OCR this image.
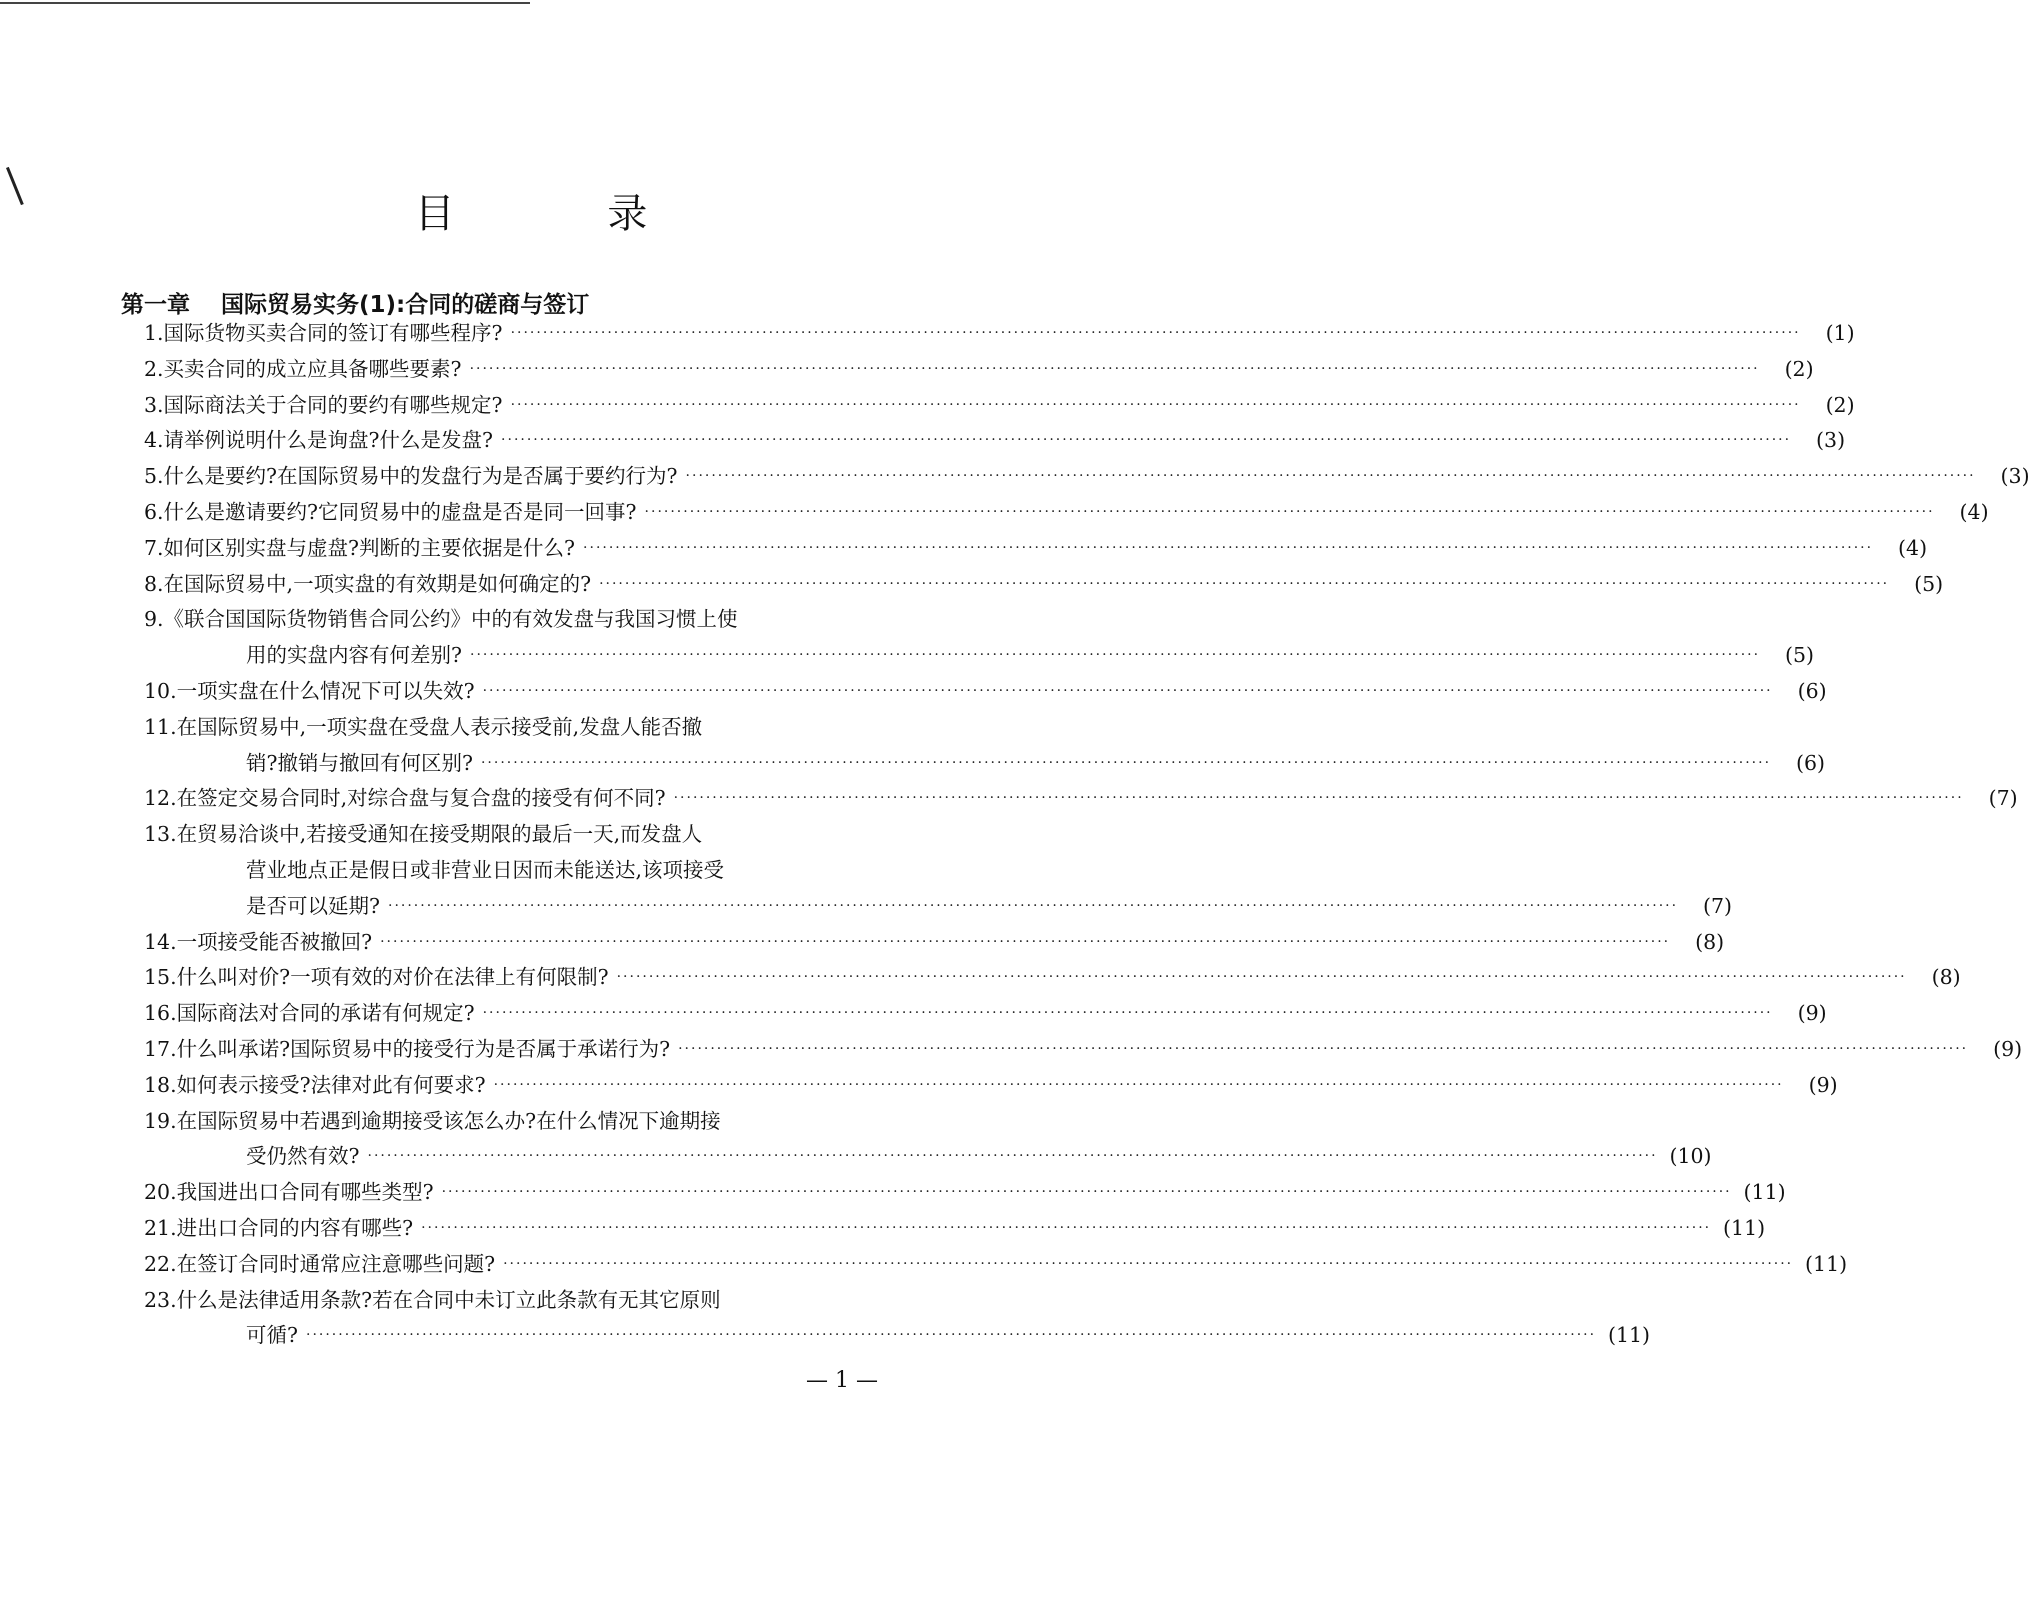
目 录
第一章 国际贸易实务(1):合同的磋商与签订
1.国际货物买卖合同的签订有哪些程序? ········································································································································································································	(1)
2.买卖合同的成立应具备哪些要素? ········································································································································································································	(2)
3.国际商法关于合同的要约有哪些规定? ········································································································································································································	(2)
4.请举例说明什么是询盘?什么是发盘? ········································································································································································································	(3)
5.什么是要约?在国际贸易中的发盘行为是否属于要约行为? ········································································································································································································	(3)
6.什么是邀请要约?它同贸易中的虚盘是否是同一回事? ········································································································································································································	(4)
7.如何区别实盘与虚盘?判断的主要依据是什么? ········································································································································································································	(4)
8.在国际贸易中,一项实盘的有效期是如何确定的? ········································································································································································································	(5)
9.《联合国国际货物销售合同公约》中的有效发盘与我国习惯上使
用的实盘内容有何差别? ········································································································································································································	(5)
10.一项实盘在什么情况下可以失效? ········································································································································································································	(6)
11.在国际贸易中,一项实盘在受盘人表示接受前,发盘人能否撤
销?撤销与撤回有何区别? ········································································································································································································	(6)
12.在签定交易合同时,对综合盘与复合盘的接受有何不同? ········································································································································································································	(7)
13.在贸易洽谈中,若接受通知在接受期限的最后一天,而发盘人
营业地点正是假日或非营业日因而未能送达,该项接受
是否可以延期? ········································································································································································································	(7)
14.一项接受能否被撤回? ········································································································································································································	(8)
15.什么叫对价?一项有效的对价在法律上有何限制? ········································································································································································································	(8)
16.国际商法对合同的承诺有何规定? ········································································································································································································	(9)
17.什么叫承诺?国际贸易中的接受行为是否属于承诺行为? ········································································································································································································	(9)
18.如何表示接受?法律对此有何要求? ········································································································································································································	(9)
19.在国际贸易中若遇到逾期接受该怎么办?在什么情况下逾期接
受仍然有效? ········································································································································································································ (10)
20.我国进出口合同有哪些类型? ········································································································································································································ (11)
21.进出口合同的内容有哪些? ········································································································································································································ (11)
22.在签订合同时通常应注意哪些问题? ········································································································································································································ (11)
23.什么是法律适用条款?若在合同中未订立此条款有无其它原则
可循? ········································································································································································································ (11)
— 1 —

» REQUIRED TASK: Skip every picture and transcribe the data above exactly.

» WRITTEN RESPONSE:
OCR this image.
目 录
第一章 国际贸易实务(1):合同的磋商与签订
1.国际货物买卖合同的签订有哪些程序? ········································································································································································································	(1)
2.买卖合同的成立应具备哪些要素? ········································································································································································································	(2)
3.国际商法关于合同的要约有哪些规定? ········································································································································································································	(2)
4.请举例说明什么是询盘?什么是发盘? ········································································································································································································	(3)
5.什么是要约?在国际贸易中的发盘行为是否属于要约行为? ········································································································································································································	(3)
6.什么是邀请要约?它同贸易中的虚盘是否是同一回事? ········································································································································································································	(4)
7.如何区别实盘与虚盘?判断的主要依据是什么? ········································································································································································································	(4)
8.在国际贸易中,一项实盘的有效期是如何确定的? ········································································································································································································	(5)
9.《联合国国际货物销售合同公约》中的有效发盘与我国习惯上使
用的实盘内容有何差别? ········································································································································································································	(5)
10.一项实盘在什么情况下可以失效? ········································································································································································································	(6)
11.在国际贸易中,一项实盘在受盘人表示接受前,发盘人能否撤
销?撤销与撤回有何区别? ········································································································································································································	(6)
12.在签定交易合同时,对综合盘与复合盘的接受有何不同? ········································································································································································································	(7)
13.在贸易洽谈中,若接受通知在接受期限的最后一天,而发盘人
营业地点正是假日或非营业日因而未能送达,该项接受
是否可以延期? ········································································································································································································	(7)
14.一项接受能否被撤回? ········································································································································································································	(8)
15.什么叫对价?一项有效的对价在法律上有何限制? ········································································································································································································	(8)
16.国际商法对合同的承诺有何规定? ········································································································································································································	(9)
17.什么叫承诺?国际贸易中的接受行为是否属于承诺行为? ········································································································································································································	(9)
18.如何表示接受?法律对此有何要求? ········································································································································································································	(9)
19.在国际贸易中若遇到逾期接受该怎么办?在什么情况下逾期接
受仍然有效? ········································································································································································································ (10)
20.我国进出口合同有哪些类型? ········································································································································································································ (11)
21.进出口合同的内容有哪些? ········································································································································································································ (11)
22.在签订合同时通常应注意哪些问题? ········································································································································································································ (11)
23.什么是法律适用条款?若在合同中未订立此条款有无其它原则
可循? ········································································································································································································ (11)
— 1 —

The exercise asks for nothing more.